Copy each line that holds "cool".

◆ ◆ ◆ ◆ ◆

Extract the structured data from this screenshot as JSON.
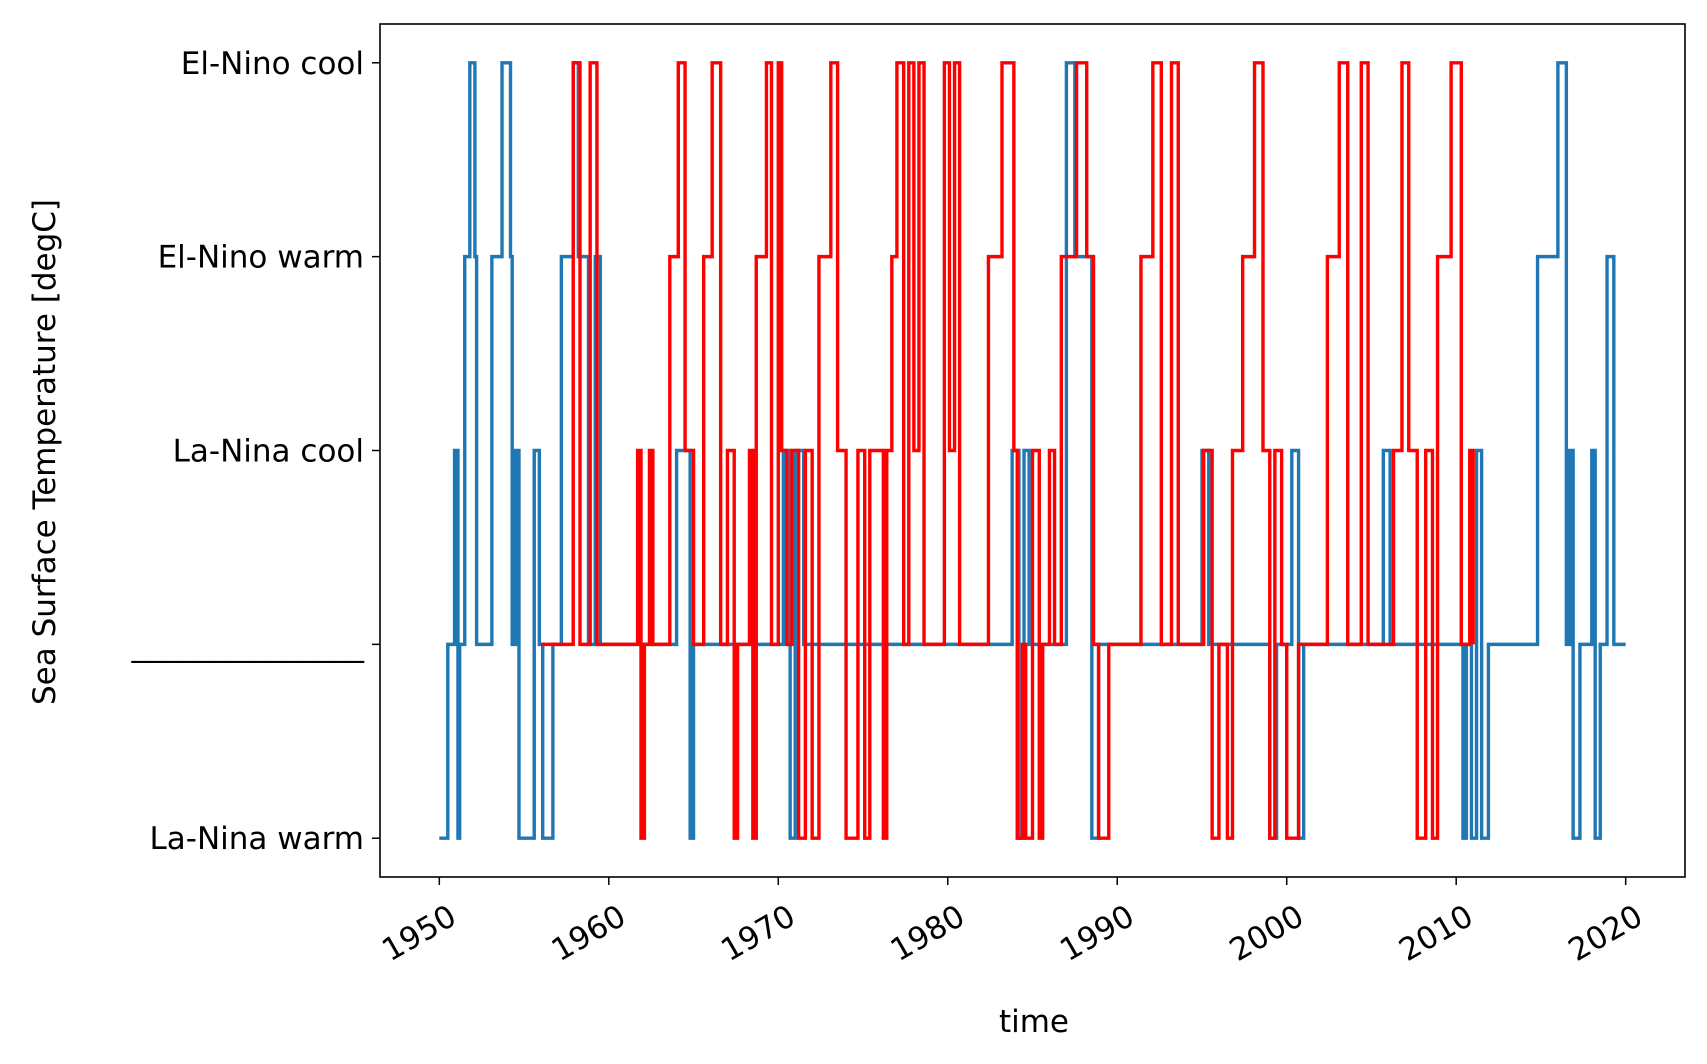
{
  "chart_data": {
    "type": "line",
    "x_label": "time",
    "y_label": "Sea Surface Temperature [degC]",
    "xlim": [
      1946.5,
      2023.5
    ],
    "xticks": [
      1950,
      1960,
      1970,
      1980,
      1990,
      2000,
      2010,
      2020
    ],
    "ylim": [
      -0.2,
      4.2
    ],
    "yticks": [
      {
        "value": 0,
        "label": "La-Nina warm"
      },
      {
        "value": 1,
        "label": "_______________"
      },
      {
        "value": 2,
        "label": "La-Nina cool"
      },
      {
        "value": 3,
        "label": "El-Nino warm"
      },
      {
        "value": 4,
        "label": "El-Nino cool"
      }
    ],
    "series": [
      {
        "color": "#1f77b4",
        "x": [
          1950.0,
          1950.5,
          1950.9,
          1951.1,
          1951.2,
          1951.5,
          1951.8,
          1952.1,
          1952.2,
          1953.1,
          1953.7,
          1954.2,
          1954.3,
          1954.5,
          1954.7,
          1955.6,
          1955.9,
          1956.1,
          1956.7,
          1957.2,
          1957.9,
          1958.2,
          1958.8,
          1959.2,
          1959.5,
          1964.0,
          1964.8,
          1965.0,
          1970.3,
          1970.7,
          1971.0,
          1971.5,
          1983.8,
          1984.2,
          1984.5,
          1984.8,
          1987.0,
          1987.5,
          1988.5,
          1988.9,
          1995.0,
          1995.4,
          1999.0,
          1999.4,
          2000.3,
          2000.7,
          2001.0,
          2005.7,
          2006.1,
          2010.4,
          2010.6,
          2010.9,
          2011.2,
          2011.5,
          2011.9,
          2014.8,
          2016.0,
          2016.5,
          2016.7,
          2016.9,
          2017.3,
          2018.0,
          2018.2,
          2018.5,
          2018.9,
          2019.3,
          2020.0
        ],
        "values": [
          0,
          1,
          2,
          0,
          1,
          3,
          4,
          3,
          1,
          3,
          4,
          3,
          1,
          2,
          0,
          2,
          1,
          0,
          1,
          3,
          4,
          3,
          1,
          3,
          1,
          2,
          0,
          1,
          2,
          0,
          2,
          1,
          2,
          0,
          2,
          1,
          4,
          3,
          0,
          1,
          2,
          1,
          0,
          1,
          2,
          0,
          1,
          2,
          1,
          0,
          1,
          0,
          2,
          0,
          1,
          3,
          4,
          1,
          2,
          0,
          1,
          2,
          0,
          1,
          3,
          1,
          1
        ]
      },
      {
        "color": "#ff0000",
        "x": [
          1956.0,
          1957.9,
          1958.3,
          1958.9,
          1959.3,
          1961.7,
          1961.9,
          1962.1,
          1962.4,
          1962.6,
          1963.6,
          1964.1,
          1964.5,
          1965.0,
          1965.6,
          1966.1,
          1966.6,
          1967.0,
          1967.4,
          1967.6,
          1968.3,
          1968.5,
          1968.7,
          1969.3,
          1969.6,
          1970.0,
          1970.2,
          1970.5,
          1970.8,
          1971.2,
          1971.6,
          1972.0,
          1972.4,
          1973.1,
          1973.5,
          1974.0,
          1974.7,
          1975.1,
          1975.4,
          1976.2,
          1976.4,
          1976.7,
          1977.0,
          1977.4,
          1977.7,
          1978.0,
          1978.3,
          1978.6,
          1979.8,
          1980.1,
          1980.4,
          1980.7,
          1982.4,
          1983.2,
          1983.9,
          1984.1,
          1984.4,
          1984.6,
          1985.0,
          1985.4,
          1985.6,
          1986.0,
          1986.3,
          1986.7,
          1987.6,
          1988.2,
          1988.6,
          1988.9,
          1989.5,
          1991.4,
          1992.1,
          1992.6,
          1993.2,
          1993.6,
          1995.1,
          1995.6,
          1996.0,
          1996.5,
          1996.8,
          1997.4,
          1998.1,
          1998.6,
          1999.0,
          1999.3,
          1999.7,
          2000.0,
          2000.7,
          2002.4,
          2003.1,
          2003.6,
          2004.4,
          2004.8,
          2006.3,
          2006.8,
          2007.2,
          2007.7,
          2008.2,
          2008.6,
          2008.9,
          2009.7,
          2010.3,
          2010.8,
          2011.0
        ],
        "values": [
          1,
          4,
          1,
          4,
          1,
          2,
          0,
          1,
          2,
          1,
          3,
          4,
          2,
          1,
          3,
          4,
          1,
          2,
          0,
          1,
          2,
          0,
          3,
          4,
          1,
          4,
          2,
          1,
          2,
          0,
          2,
          0,
          3,
          4,
          2,
          0,
          2,
          0,
          2,
          0,
          2,
          3,
          4,
          1,
          4,
          2,
          4,
          1,
          4,
          2,
          4,
          1,
          3,
          4,
          2,
          0,
          1,
          0,
          2,
          0,
          1,
          2,
          1,
          3,
          4,
          3,
          1,
          0,
          1,
          3,
          4,
          1,
          4,
          1,
          2,
          0,
          1,
          0,
          2,
          3,
          4,
          2,
          0,
          2,
          1,
          0,
          1,
          3,
          4,
          1,
          4,
          1,
          2,
          4,
          2,
          0,
          2,
          0,
          3,
          4,
          1,
          2,
          1
        ]
      }
    ]
  }
}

◆ ◆ ◆ ◆ ◆

§ **Full solution**:
        "label": "La-Nina cool"
        "label": "El-Nino cool"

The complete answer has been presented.